● Records to process
■ ■ ■ ■ ■ ■ ■

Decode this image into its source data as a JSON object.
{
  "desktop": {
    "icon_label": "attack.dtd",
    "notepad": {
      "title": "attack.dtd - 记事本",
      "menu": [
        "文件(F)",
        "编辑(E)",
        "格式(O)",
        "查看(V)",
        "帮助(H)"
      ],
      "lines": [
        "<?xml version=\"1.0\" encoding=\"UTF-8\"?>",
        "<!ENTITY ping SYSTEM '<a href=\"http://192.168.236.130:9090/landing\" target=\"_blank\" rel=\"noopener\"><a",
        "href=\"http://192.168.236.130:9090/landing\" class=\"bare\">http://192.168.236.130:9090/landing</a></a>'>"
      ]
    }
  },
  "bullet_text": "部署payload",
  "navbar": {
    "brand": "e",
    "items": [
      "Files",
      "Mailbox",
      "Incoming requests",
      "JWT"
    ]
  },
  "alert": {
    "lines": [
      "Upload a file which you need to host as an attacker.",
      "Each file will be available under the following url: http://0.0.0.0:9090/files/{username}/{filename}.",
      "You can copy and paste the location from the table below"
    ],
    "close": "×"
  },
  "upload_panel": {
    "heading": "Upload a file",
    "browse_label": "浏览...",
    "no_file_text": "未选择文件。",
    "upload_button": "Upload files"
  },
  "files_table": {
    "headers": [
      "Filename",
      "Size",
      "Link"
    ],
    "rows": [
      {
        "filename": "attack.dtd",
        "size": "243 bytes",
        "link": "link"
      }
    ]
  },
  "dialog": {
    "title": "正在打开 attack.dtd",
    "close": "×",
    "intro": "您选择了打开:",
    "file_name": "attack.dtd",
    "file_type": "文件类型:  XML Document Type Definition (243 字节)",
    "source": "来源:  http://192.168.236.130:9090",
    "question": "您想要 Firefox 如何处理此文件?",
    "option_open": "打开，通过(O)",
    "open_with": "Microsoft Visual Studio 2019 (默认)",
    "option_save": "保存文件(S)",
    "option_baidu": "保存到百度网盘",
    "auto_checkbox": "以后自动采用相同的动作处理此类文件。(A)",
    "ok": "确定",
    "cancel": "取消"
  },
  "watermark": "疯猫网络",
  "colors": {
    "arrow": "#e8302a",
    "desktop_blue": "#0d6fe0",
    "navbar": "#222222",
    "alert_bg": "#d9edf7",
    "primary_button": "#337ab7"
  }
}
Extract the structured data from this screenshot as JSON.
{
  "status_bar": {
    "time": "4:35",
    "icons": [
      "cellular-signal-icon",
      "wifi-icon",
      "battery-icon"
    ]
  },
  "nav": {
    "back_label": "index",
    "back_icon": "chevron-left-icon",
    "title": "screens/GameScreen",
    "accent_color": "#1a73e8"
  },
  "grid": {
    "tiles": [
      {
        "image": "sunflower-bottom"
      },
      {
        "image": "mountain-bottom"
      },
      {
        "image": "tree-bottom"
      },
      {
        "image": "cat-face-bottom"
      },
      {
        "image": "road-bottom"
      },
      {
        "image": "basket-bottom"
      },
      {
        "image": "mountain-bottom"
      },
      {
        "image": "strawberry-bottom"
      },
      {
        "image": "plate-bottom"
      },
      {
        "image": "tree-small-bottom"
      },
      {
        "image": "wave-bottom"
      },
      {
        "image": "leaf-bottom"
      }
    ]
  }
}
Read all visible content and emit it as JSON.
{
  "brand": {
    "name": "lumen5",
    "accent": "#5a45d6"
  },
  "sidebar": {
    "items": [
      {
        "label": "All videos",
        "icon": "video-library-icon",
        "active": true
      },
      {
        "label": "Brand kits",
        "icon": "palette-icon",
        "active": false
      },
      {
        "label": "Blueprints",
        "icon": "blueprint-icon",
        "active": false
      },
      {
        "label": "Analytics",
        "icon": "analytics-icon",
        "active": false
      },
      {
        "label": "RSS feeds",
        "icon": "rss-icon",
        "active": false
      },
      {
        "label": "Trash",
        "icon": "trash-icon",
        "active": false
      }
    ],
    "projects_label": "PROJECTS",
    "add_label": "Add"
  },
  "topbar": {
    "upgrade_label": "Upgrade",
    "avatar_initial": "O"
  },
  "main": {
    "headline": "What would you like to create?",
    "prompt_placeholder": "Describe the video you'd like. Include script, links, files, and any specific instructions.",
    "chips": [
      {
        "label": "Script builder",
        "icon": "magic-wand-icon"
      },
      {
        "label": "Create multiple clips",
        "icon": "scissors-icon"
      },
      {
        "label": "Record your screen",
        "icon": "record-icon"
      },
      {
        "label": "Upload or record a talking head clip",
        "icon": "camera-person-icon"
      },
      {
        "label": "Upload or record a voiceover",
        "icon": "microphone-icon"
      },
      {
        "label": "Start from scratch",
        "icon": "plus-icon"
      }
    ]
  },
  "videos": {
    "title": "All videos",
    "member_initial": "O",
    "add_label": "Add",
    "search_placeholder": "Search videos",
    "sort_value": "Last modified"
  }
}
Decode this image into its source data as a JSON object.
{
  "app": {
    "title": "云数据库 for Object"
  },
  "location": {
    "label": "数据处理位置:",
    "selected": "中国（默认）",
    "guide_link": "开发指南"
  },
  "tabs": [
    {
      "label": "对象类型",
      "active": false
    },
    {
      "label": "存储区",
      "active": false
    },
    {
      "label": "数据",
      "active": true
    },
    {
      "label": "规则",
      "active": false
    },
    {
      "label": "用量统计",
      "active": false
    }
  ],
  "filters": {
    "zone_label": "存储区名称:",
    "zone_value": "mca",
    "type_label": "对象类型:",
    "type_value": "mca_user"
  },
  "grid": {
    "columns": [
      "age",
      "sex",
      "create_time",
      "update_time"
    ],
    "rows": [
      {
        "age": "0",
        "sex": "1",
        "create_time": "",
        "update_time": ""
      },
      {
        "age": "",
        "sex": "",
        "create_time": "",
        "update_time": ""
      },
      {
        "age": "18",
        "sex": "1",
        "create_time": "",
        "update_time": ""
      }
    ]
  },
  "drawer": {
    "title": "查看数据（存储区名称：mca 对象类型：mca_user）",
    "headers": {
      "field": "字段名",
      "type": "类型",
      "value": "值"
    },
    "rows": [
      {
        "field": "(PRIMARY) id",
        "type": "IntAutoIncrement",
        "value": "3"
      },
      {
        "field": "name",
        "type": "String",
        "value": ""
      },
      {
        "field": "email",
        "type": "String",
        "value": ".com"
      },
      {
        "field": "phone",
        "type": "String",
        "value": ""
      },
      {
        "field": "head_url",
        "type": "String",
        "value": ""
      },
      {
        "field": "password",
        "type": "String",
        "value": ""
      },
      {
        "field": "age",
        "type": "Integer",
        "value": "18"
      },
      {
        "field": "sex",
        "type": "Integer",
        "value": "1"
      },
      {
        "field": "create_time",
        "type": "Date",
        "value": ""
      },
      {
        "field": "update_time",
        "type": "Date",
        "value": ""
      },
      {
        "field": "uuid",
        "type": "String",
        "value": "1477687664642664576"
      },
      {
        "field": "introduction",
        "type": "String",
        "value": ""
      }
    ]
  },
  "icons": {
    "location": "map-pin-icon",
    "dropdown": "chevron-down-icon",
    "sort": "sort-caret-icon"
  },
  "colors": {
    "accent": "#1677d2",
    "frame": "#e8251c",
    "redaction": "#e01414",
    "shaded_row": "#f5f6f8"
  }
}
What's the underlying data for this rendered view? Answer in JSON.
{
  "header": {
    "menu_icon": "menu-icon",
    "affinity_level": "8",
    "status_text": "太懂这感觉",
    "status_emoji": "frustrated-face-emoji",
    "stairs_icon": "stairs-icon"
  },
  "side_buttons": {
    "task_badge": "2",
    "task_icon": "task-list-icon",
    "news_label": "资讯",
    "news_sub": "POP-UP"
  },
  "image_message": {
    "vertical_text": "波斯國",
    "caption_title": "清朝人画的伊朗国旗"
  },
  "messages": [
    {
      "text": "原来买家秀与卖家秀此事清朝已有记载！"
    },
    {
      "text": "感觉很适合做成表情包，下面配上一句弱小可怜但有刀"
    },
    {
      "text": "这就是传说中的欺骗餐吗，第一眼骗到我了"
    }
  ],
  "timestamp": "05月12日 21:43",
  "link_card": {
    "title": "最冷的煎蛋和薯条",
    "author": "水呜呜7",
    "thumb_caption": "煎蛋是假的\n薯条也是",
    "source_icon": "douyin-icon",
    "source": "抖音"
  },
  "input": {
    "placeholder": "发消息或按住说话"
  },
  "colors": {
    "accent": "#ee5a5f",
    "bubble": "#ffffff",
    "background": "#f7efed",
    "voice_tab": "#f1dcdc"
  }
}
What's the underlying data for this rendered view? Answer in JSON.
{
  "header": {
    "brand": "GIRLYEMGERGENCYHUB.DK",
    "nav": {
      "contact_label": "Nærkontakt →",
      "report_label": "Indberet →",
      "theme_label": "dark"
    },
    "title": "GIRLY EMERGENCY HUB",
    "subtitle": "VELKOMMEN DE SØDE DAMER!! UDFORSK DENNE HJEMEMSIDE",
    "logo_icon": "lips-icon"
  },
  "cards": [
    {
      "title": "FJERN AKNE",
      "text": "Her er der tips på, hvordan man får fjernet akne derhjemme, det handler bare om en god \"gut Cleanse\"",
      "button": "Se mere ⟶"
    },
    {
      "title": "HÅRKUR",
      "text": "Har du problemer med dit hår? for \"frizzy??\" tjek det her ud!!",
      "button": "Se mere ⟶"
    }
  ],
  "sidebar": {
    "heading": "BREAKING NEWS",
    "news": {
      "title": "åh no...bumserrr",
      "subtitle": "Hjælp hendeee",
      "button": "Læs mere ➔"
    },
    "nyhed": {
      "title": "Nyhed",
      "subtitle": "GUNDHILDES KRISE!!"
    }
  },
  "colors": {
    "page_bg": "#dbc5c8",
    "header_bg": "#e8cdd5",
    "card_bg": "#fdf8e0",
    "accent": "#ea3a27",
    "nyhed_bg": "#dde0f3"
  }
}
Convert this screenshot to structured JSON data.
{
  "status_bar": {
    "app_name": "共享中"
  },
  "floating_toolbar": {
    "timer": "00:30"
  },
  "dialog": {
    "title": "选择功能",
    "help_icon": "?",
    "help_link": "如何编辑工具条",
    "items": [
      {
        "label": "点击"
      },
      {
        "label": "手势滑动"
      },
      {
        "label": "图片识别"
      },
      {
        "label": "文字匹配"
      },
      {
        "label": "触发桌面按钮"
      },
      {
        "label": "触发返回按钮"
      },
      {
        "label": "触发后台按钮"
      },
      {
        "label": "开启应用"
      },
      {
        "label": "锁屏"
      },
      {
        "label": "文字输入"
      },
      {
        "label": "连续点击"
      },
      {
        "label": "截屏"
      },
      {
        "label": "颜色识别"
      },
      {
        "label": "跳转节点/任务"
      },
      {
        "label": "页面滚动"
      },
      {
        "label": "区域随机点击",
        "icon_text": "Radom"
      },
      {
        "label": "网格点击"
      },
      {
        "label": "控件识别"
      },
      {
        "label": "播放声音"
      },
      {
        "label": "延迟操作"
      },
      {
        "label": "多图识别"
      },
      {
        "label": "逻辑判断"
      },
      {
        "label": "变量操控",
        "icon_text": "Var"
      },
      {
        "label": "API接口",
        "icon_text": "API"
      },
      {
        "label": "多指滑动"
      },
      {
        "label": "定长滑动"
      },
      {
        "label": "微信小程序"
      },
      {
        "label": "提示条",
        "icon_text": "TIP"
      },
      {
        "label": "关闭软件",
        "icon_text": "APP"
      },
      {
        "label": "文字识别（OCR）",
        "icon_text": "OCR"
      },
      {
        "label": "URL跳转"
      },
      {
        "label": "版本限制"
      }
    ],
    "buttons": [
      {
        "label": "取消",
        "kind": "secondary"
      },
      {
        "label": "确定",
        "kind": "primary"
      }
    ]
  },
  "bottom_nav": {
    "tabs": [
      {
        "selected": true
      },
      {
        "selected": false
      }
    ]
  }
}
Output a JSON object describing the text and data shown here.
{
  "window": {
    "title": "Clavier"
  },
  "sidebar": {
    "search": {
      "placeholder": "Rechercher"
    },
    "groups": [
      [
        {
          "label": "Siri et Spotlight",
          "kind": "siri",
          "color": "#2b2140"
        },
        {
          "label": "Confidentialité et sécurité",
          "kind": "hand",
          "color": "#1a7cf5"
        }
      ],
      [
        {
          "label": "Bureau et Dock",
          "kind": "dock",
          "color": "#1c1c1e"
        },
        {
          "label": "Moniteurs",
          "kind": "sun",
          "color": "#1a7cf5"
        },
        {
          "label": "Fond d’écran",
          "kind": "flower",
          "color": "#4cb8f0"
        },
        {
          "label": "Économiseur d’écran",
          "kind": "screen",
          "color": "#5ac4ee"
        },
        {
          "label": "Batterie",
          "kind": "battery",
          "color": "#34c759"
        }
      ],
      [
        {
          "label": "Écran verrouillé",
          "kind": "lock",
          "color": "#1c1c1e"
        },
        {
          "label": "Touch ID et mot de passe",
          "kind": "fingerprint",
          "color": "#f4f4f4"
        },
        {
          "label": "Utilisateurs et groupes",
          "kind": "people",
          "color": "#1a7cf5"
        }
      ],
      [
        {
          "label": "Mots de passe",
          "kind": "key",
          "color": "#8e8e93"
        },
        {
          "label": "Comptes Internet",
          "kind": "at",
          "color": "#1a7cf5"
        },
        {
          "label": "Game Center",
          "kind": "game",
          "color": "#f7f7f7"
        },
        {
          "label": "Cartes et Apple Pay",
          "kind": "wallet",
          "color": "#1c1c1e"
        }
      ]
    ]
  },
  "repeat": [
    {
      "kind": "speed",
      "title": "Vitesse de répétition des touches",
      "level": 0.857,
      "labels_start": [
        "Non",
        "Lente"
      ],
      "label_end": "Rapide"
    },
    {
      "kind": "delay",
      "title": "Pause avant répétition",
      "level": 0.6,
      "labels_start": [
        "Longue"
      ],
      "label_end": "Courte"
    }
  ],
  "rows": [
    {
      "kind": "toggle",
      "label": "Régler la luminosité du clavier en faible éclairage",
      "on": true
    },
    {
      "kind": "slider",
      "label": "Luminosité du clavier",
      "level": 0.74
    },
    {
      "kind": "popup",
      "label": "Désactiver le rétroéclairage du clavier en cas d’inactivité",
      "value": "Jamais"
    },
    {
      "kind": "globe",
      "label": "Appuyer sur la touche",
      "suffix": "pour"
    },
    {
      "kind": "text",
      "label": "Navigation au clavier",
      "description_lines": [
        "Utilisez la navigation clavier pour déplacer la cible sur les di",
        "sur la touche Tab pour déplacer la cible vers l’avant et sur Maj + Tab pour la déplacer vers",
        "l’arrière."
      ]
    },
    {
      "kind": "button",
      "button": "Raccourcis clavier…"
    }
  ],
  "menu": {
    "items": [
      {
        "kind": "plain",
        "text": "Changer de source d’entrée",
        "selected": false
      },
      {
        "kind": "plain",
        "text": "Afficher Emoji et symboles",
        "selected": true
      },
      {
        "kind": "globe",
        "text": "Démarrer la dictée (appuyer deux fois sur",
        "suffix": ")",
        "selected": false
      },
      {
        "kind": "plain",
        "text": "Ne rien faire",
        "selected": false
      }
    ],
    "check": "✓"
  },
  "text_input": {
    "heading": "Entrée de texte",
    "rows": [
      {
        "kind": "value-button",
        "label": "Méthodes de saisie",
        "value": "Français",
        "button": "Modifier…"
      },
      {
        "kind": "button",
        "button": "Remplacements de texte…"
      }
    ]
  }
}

■ ■ ■ ■ ■ ■ ■

● Required work
Scan the records for the string "face". Copy each line in which it appears.

● Result below
        "image": "cat-face-bottom"
    "status_emoji": "frustrated-face-emoji",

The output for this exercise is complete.